SET EXERCISE: Check every line of the data below for the string "skirting", and copy the ones that hold it.

ENTRIES:

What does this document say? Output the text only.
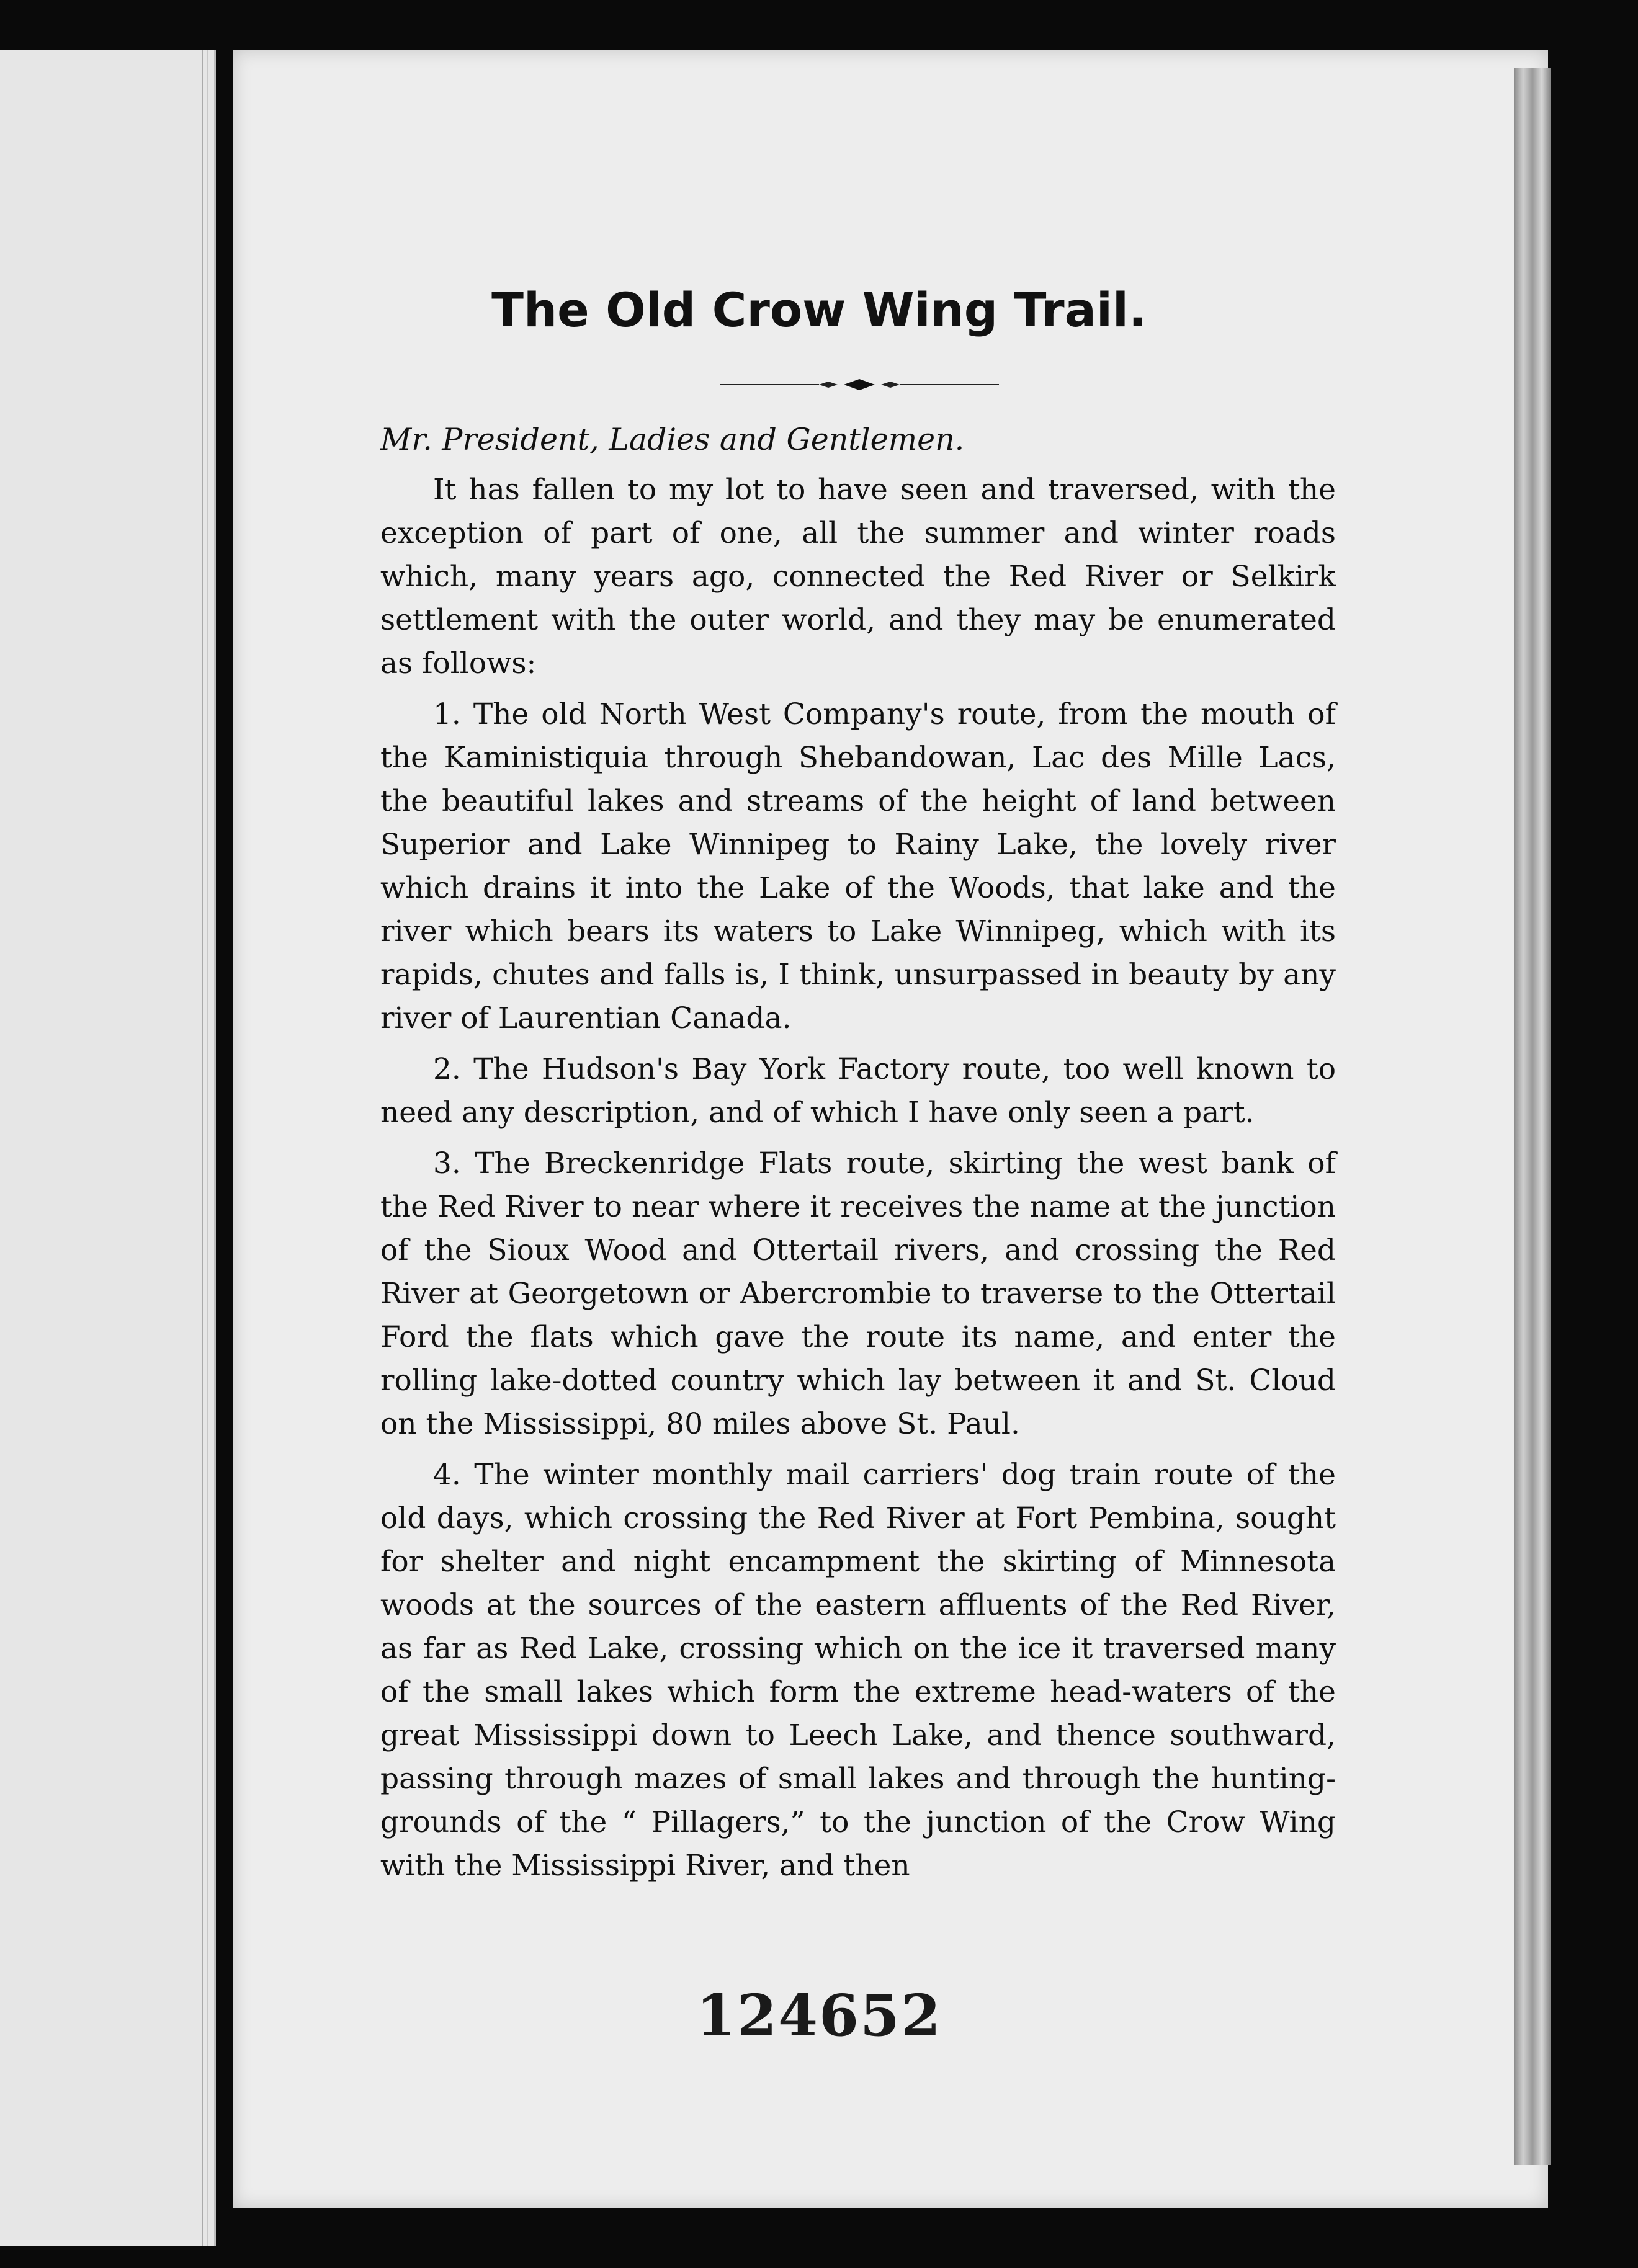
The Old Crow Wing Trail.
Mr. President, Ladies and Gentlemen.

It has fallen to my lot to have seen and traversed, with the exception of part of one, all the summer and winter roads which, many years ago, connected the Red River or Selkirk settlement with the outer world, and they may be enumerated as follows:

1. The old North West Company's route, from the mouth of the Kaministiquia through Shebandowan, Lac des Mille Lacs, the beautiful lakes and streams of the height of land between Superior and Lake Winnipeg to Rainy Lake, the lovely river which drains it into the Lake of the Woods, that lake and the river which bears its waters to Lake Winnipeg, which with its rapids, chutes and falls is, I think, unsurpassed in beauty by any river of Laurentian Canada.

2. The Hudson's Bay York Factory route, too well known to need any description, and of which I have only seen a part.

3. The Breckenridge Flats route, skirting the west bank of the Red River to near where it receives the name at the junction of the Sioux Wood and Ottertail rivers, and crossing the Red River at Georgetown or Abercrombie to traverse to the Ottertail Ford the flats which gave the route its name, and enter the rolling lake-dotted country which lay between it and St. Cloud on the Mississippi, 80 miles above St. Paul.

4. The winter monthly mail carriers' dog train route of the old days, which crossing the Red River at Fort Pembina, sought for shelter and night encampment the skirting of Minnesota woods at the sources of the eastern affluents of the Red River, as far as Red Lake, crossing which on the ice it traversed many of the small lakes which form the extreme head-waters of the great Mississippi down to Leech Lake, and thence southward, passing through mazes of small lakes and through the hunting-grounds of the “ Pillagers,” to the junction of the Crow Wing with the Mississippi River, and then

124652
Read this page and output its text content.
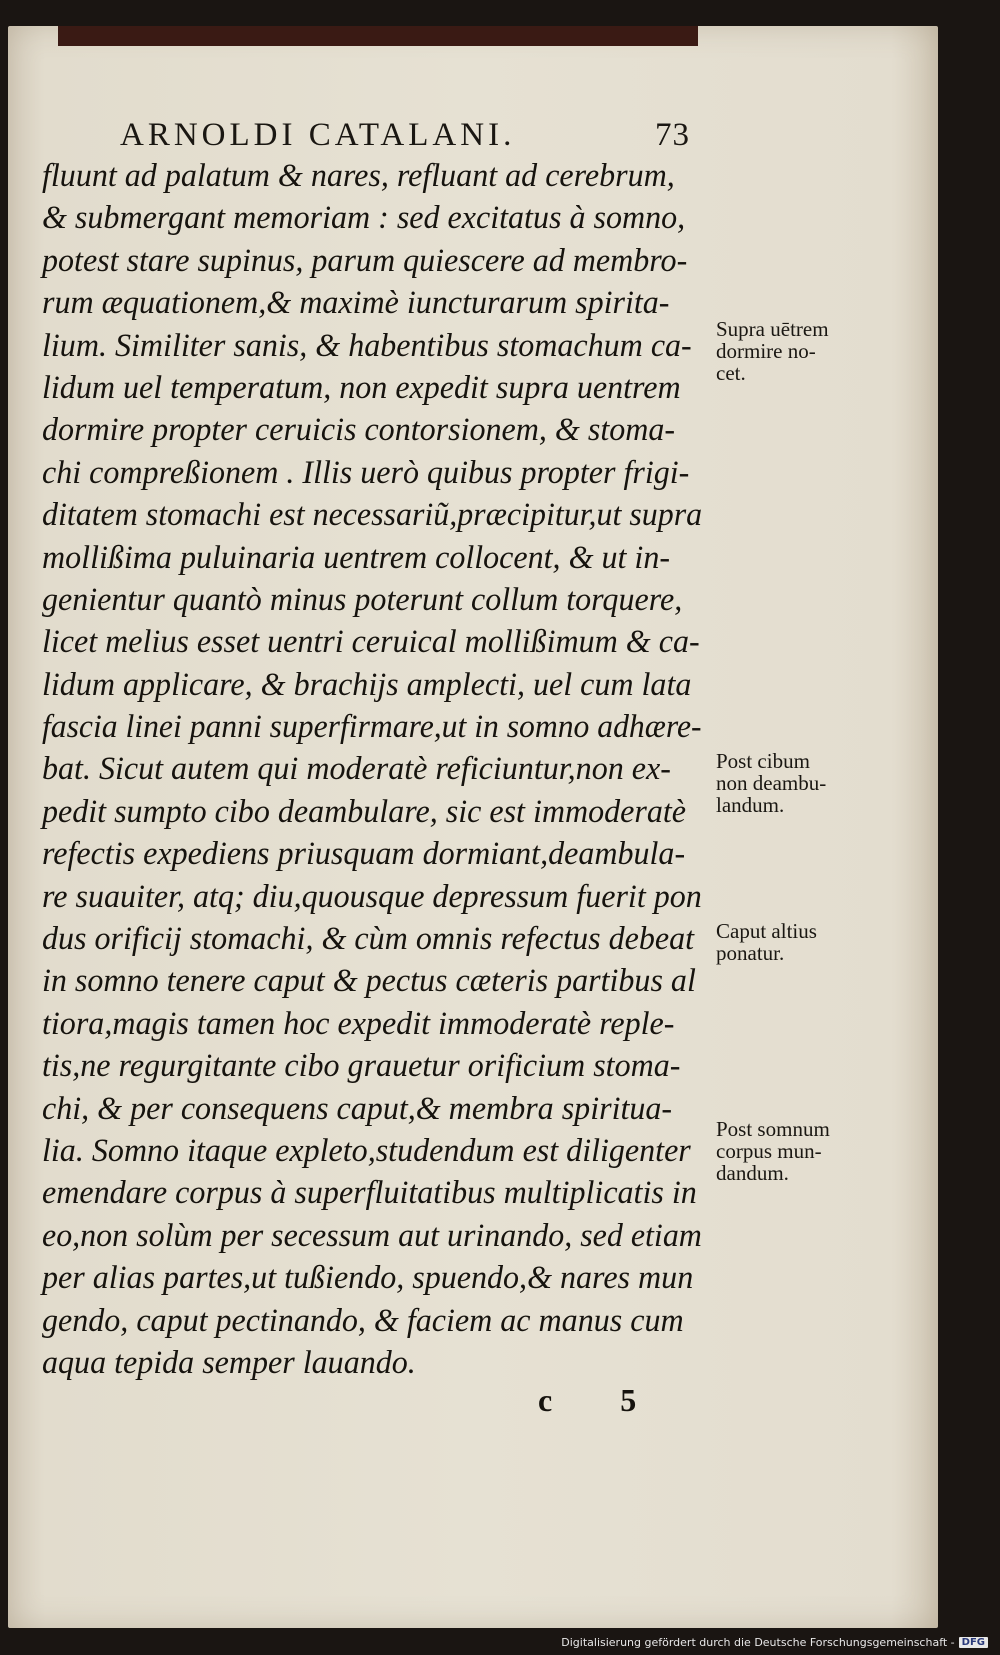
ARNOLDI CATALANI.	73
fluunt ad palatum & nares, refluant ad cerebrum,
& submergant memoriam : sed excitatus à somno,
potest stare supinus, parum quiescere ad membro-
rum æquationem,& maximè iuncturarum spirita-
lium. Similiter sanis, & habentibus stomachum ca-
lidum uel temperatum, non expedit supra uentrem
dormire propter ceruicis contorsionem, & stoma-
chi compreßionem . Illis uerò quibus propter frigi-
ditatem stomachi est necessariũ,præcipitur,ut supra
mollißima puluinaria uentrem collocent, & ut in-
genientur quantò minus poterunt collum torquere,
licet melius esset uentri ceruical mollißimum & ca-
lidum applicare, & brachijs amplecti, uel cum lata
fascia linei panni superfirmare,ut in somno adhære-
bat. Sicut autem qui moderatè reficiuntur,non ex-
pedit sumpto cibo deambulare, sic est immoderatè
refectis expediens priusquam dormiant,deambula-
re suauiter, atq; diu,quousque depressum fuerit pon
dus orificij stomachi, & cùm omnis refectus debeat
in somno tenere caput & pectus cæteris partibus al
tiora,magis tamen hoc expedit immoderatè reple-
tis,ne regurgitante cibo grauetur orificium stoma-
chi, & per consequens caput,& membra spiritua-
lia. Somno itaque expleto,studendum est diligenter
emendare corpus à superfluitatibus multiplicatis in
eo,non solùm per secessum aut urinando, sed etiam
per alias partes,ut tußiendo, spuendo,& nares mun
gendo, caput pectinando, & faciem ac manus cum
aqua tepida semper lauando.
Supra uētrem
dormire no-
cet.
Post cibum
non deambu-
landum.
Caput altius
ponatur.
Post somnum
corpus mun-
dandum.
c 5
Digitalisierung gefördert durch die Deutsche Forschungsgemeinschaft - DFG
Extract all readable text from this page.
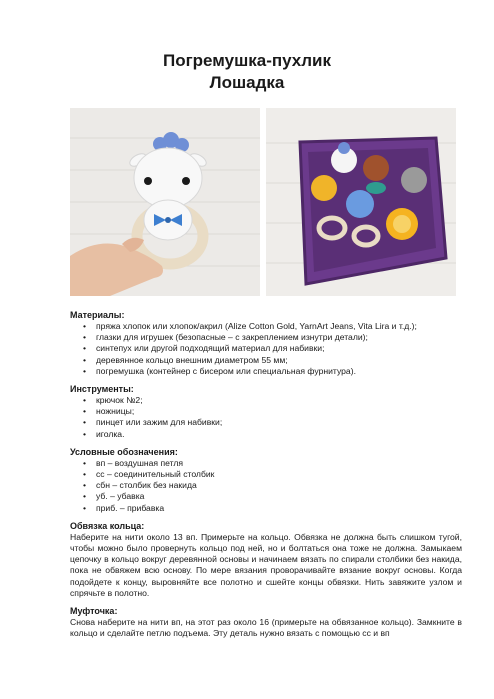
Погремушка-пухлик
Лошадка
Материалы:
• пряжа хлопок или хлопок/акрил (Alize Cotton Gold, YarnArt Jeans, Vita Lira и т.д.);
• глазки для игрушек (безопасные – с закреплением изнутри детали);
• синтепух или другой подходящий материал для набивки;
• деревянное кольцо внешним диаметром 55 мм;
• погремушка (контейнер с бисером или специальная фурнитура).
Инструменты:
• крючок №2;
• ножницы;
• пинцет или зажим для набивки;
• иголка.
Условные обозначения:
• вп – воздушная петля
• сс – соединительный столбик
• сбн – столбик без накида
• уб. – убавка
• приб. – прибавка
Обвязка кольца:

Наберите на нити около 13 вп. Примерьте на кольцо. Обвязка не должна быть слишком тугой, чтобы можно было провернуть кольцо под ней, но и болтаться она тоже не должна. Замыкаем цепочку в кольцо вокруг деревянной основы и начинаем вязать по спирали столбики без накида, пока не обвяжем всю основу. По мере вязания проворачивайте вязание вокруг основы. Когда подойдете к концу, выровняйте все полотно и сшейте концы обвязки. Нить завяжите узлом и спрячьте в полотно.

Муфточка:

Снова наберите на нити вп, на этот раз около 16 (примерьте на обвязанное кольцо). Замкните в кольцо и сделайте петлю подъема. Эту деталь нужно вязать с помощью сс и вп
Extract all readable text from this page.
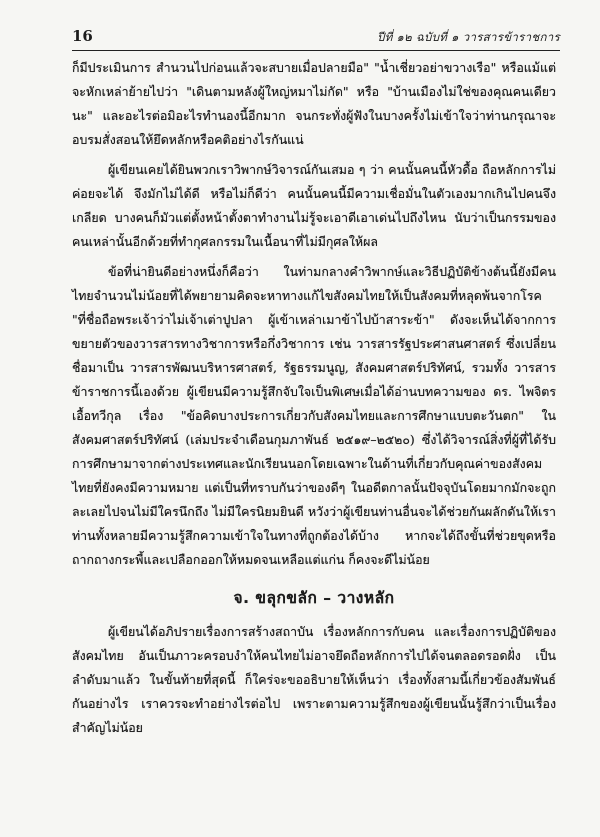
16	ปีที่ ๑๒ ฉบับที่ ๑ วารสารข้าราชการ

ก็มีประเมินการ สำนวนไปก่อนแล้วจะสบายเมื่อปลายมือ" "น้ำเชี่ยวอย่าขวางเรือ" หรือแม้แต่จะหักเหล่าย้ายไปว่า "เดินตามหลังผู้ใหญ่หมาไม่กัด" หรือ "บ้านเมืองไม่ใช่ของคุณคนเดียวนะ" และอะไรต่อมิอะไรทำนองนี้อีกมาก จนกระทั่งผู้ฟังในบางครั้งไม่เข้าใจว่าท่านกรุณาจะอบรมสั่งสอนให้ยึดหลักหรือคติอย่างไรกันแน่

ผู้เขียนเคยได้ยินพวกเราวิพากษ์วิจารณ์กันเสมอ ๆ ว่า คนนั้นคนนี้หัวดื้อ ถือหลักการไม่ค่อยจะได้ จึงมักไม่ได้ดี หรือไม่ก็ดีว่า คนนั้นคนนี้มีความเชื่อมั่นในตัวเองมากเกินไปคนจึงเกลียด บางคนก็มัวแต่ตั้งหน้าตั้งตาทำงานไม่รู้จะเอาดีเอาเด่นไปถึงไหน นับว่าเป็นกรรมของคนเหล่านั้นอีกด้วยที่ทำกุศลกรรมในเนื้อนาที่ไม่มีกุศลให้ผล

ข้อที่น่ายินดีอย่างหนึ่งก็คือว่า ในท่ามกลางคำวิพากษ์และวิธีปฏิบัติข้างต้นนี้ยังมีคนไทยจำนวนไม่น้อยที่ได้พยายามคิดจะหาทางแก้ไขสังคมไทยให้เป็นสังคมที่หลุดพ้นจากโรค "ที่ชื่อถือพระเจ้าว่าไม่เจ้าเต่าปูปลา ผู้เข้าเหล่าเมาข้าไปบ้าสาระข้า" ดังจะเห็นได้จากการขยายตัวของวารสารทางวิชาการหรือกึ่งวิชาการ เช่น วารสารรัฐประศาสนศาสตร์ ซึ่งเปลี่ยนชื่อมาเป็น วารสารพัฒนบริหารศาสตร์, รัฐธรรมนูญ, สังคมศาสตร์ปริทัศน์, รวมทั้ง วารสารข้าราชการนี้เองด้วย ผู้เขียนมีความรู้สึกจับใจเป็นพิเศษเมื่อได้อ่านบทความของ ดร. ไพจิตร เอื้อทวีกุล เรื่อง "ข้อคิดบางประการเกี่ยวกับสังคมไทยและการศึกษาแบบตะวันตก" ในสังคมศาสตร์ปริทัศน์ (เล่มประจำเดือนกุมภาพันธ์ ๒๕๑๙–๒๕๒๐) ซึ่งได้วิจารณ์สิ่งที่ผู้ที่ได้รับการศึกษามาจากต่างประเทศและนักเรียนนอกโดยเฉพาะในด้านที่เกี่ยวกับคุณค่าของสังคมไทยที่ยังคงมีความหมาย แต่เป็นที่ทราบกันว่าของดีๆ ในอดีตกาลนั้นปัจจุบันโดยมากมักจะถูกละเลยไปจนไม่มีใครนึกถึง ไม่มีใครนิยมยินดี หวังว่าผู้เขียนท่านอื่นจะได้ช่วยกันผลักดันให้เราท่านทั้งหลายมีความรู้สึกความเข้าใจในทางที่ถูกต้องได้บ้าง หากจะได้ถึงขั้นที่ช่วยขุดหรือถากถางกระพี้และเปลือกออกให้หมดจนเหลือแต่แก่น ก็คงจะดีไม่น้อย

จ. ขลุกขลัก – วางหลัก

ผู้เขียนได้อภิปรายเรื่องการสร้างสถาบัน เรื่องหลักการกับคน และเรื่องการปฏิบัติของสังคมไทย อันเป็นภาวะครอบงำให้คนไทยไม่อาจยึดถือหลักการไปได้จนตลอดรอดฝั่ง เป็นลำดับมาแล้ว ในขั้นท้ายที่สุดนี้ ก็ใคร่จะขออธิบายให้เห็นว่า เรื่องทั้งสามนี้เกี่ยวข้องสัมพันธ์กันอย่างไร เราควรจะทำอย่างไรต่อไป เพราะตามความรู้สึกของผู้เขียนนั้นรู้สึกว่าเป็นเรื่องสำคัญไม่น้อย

OUTPUT OF THE TASK:
3. The Breckenridge Flats route, skirting the west bank of the Red River to near where it receives the name at the junction of the Sioux Wood and Ottertail rivers, and crossing the Red River at Georgetown or Abercrombie to traverse to the Ottertail Ford the flats which gave the route its name, and enter the rolling lake-dotted country which lay between it and St. Cloud on the Mississippi, 80 miles above St. Paul.
4. The winter monthly mail carriers' dog train route of the old days, which crossing the Red River at Fort Pembina, sought for shelter and night encampment the skirting of Minnesota woods at the sources of the eastern affluents of the Red River, as far as Red Lake, crossing which on the ice it traversed many of the small lakes which form the extreme head-waters of the great Mississippi down to Leech Lake, and thence southward, passing through mazes of small lakes and through the hunting-grounds of the “ Pillagers,” to the junction of the Crow Wing with the Mississippi River, and then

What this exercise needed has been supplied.